>> BEGIN Data in this exercise
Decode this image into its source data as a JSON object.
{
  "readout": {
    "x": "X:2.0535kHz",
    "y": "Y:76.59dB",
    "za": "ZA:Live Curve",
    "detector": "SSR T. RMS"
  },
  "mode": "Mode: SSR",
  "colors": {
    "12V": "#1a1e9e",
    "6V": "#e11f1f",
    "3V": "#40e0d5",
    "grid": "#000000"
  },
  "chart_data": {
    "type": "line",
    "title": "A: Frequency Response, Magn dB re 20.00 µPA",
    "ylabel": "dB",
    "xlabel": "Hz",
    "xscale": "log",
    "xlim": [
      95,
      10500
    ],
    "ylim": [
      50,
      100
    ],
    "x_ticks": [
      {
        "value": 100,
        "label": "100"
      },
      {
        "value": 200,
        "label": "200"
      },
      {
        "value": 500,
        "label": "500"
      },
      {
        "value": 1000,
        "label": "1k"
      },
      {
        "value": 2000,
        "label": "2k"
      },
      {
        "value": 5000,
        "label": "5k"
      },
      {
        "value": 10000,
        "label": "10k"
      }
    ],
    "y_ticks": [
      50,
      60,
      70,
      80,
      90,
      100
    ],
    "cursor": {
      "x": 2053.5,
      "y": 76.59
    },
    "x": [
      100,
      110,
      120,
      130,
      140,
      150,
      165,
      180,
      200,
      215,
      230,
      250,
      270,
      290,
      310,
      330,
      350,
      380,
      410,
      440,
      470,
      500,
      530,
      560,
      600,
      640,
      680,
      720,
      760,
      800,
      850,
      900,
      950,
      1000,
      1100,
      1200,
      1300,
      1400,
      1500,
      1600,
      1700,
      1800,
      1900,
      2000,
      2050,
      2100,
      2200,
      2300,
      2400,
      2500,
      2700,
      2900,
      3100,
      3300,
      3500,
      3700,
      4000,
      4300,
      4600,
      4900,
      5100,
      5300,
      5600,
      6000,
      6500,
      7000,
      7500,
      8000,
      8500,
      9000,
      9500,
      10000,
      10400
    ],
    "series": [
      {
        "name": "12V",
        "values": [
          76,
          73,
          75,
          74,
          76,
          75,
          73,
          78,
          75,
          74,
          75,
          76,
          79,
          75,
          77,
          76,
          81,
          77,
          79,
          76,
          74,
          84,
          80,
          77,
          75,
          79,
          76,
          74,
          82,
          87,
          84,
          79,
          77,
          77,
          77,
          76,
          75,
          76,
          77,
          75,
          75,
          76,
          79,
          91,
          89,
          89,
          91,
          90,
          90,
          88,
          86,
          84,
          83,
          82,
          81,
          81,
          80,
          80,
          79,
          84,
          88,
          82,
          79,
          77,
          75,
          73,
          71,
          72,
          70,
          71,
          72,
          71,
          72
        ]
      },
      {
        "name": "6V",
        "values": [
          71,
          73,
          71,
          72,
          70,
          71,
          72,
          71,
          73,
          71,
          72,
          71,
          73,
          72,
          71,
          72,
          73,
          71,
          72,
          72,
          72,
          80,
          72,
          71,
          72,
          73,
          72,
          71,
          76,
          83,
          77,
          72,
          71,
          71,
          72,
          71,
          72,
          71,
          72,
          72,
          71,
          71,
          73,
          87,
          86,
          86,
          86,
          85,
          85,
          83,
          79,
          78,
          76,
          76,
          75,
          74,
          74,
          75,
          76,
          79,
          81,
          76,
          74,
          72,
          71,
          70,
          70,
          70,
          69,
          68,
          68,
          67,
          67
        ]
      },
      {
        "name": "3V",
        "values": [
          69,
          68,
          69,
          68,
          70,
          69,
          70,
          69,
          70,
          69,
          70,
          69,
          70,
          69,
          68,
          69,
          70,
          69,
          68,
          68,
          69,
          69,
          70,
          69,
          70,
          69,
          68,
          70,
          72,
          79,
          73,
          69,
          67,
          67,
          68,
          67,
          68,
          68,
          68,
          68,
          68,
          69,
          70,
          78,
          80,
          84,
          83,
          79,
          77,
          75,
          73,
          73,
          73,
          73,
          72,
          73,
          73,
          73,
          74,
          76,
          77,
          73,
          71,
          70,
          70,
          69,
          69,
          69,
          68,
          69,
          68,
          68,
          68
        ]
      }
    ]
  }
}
>> END Data in this exercise
## Task statement
Retype all of the entries precisely as they are.

## Finished task
Decode this image into its source data as a JSON object.
{
  "readout": {
    "x": "X:2.0535kHz",
    "y": "Y:76.59dB",
    "za": "ZA:Live Curve",
    "detector": "SSR T. RMS"
  },
  "mode": "Mode: SSR",
  "colors": {
    "12V": "#1a1e9e",
    "6V": "#e11f1f",
    "3V": "#40e0d5",
    "grid": "#000000"
  },
  "chart_data": {
    "type": "line",
    "title": "A: Frequency Response, Magn dB re 20.00 µPA",
    "ylabel": "dB",
    "xlabel": "Hz",
    "xscale": "log",
    "xlim": [
      95,
      10500
    ],
    "ylim": [
      50,
      100
    ],
    "x_ticks": [
      {
        "value": 100,
        "label": "100"
      },
      {
        "value": 200,
        "label": "200"
      },
      {
        "value": 500,
        "label": "500"
      },
      {
        "value": 1000,
        "label": "1k"
      },
      {
        "value": 2000,
        "label": "2k"
      },
      {
        "value": 5000,
        "label": "5k"
      },
      {
        "value": 10000,
        "label": "10k"
      }
    ],
    "y_ticks": [
      50,
      60,
      70,
      80,
      90,
      100
    ],
    "cursor": {
      "x": 2053.5,
      "y": 76.59
    },
    "x": [
      100,
      110,
      120,
      130,
      140,
      150,
      165,
      180,
      200,
      215,
      230,
      250,
      270,
      290,
      310,
      330,
      350,
      380,
      410,
      440,
      470,
      500,
      530,
      560,
      600,
      640,
      680,
      720,
      760,
      800,
      850,
      900,
      950,
      1000,
      1100,
      1200,
      1300,
      1400,
      1500,
      1600,
      1700,
      1800,
      1900,
      2000,
      2050,
      2100,
      2200,
      2300,
      2400,
      2500,
      2700,
      2900,
      3100,
      3300,
      3500,
      3700,
      4000,
      4300,
      4600,
      4900,
      5100,
      5300,
      5600,
      6000,
      6500,
      7000,
      7500,
      8000,
      8500,
      9000,
      9500,
      10000,
      10400
    ],
    "series": [
      {
        "name": "12V",
        "values": [
          76,
          73,
          75,
          74,
          76,
          75,
          73,
          78,
          75,
          74,
          75,
          76,
          79,
          75,
          77,
          76,
          81,
          77,
          79,
          76,
          74,
          84,
          80,
          77,
          75,
          79,
          76,
          74,
          82,
          87,
          84,
          79,
          77,
          77,
          77,
          76,
          75,
          76,
          77,
          75,
          75,
          76,
          79,
          91,
          89,
          89,
          91,
          90,
          90,
          88,
          86,
          84,
          83,
          82,
          81,
          81,
          80,
          80,
          79,
          84,
          88,
          82,
          79,
          77,
          75,
          73,
          71,
          72,
          70,
          71,
          72,
          71,
          72
        ]
      },
      {
        "name": "6V",
        "values": [
          71,
          73,
          71,
          72,
          70,
          71,
          72,
          71,
          73,
          71,
          72,
          71,
          73,
          72,
          71,
          72,
          73,
          71,
          72,
          72,
          72,
          80,
          72,
          71,
          72,
          73,
          72,
          71,
          76,
          83,
          77,
          72,
          71,
          71,
          72,
          71,
          72,
          71,
          72,
          72,
          71,
          71,
          73,
          87,
          86,
          86,
          86,
          85,
          85,
          83,
          79,
          78,
          76,
          76,
          75,
          74,
          74,
          75,
          76,
          79,
          81,
          76,
          74,
          72,
          71,
          70,
          70,
          70,
          69,
          68,
          68,
          67,
          67
        ]
      },
      {
        "name": "3V",
        "values": [
          69,
          68,
          69,
          68,
          70,
          69,
          70,
          69,
          70,
          69,
          70,
          69,
          70,
          69,
          68,
          69,
          70,
          69,
          68,
          68,
          69,
          69,
          70,
          69,
          70,
          69,
          68,
          70,
          72,
          79,
          73,
          69,
          67,
          67,
          68,
          67,
          68,
          68,
          68,
          68,
          68,
          69,
          70,
          78,
          80,
          84,
          83,
          79,
          77,
          75,
          73,
          73,
          73,
          73,
          72,
          73,
          73,
          73,
          74,
          76,
          77,
          73,
          71,
          70,
          70,
          69,
          69,
          69,
          68,
          69,
          68,
          68,
          68
        ]
      }
    ]
  }
}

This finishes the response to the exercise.